[Direction]: Find the string "坚持具体问题具体分析" in the listing and report every line that has it.

[Data for this task]:

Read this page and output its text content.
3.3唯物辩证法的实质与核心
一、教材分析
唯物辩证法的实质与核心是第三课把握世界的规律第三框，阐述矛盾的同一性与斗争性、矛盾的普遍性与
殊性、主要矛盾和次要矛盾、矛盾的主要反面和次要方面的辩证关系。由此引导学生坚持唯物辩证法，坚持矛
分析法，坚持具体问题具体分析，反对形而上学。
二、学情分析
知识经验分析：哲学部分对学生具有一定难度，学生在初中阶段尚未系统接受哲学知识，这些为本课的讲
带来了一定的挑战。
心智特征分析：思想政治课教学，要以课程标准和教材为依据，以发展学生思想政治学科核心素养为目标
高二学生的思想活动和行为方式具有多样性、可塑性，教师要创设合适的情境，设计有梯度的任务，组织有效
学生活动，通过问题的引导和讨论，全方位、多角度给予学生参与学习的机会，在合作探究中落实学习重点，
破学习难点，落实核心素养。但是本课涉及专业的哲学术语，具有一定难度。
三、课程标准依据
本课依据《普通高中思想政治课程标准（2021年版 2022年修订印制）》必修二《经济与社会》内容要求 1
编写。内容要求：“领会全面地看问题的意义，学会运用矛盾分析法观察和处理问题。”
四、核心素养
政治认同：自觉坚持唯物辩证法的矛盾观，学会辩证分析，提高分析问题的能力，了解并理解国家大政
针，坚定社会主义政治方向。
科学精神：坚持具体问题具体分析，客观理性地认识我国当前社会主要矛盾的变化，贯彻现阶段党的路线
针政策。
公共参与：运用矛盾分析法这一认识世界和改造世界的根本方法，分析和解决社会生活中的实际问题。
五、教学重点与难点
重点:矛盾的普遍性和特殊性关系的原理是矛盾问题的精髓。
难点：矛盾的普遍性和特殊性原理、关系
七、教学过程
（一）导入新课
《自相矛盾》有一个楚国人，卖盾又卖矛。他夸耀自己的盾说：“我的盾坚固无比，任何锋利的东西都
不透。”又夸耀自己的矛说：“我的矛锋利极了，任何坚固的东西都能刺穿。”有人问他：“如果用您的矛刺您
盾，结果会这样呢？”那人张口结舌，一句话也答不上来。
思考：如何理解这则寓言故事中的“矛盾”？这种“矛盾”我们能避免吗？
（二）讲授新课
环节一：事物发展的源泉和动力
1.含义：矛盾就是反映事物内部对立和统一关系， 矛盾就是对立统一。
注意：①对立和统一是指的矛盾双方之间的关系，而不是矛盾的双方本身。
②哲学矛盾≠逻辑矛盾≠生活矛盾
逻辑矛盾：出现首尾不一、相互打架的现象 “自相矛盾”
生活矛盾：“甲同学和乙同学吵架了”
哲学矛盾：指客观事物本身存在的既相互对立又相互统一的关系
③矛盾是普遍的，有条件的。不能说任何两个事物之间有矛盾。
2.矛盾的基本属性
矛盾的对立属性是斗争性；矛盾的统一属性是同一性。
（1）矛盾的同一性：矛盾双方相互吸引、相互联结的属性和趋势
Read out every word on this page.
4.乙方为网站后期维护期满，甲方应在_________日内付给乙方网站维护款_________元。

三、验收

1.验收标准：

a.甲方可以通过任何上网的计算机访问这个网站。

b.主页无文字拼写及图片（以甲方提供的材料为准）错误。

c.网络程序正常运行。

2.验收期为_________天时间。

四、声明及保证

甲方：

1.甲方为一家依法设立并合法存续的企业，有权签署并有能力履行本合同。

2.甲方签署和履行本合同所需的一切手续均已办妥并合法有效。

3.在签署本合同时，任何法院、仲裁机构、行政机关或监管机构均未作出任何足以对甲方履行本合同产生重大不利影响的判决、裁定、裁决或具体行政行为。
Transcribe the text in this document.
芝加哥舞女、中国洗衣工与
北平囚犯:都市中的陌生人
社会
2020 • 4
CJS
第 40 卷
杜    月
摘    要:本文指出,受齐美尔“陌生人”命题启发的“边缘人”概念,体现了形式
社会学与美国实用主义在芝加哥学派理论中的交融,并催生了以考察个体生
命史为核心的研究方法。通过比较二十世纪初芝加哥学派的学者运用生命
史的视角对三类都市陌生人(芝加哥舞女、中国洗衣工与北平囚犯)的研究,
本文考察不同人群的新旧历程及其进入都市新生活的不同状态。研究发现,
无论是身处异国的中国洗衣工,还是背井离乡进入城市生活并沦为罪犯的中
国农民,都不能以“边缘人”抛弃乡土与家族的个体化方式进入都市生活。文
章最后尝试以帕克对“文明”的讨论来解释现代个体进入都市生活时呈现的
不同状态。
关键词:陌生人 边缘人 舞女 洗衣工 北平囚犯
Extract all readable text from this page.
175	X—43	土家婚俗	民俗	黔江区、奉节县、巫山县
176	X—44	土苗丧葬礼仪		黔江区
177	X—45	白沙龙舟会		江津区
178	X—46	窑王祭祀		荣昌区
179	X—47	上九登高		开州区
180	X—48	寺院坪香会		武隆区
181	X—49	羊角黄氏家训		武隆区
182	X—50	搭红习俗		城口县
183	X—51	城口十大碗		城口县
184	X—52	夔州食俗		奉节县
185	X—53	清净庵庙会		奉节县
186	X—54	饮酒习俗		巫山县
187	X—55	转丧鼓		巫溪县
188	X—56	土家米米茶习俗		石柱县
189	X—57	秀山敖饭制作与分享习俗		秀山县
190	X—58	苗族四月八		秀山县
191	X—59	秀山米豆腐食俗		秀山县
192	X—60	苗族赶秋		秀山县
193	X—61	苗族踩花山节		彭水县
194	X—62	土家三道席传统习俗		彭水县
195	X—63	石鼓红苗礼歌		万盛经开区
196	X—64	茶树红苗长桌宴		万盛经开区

[Correct answer]:
分析法，坚持具体问题具体分析，反对形而上学。
科学精神：坚持具体问题具体分析，客观理性地认识我国当前社会主要矛盾的变化，贯彻现阶段党的路线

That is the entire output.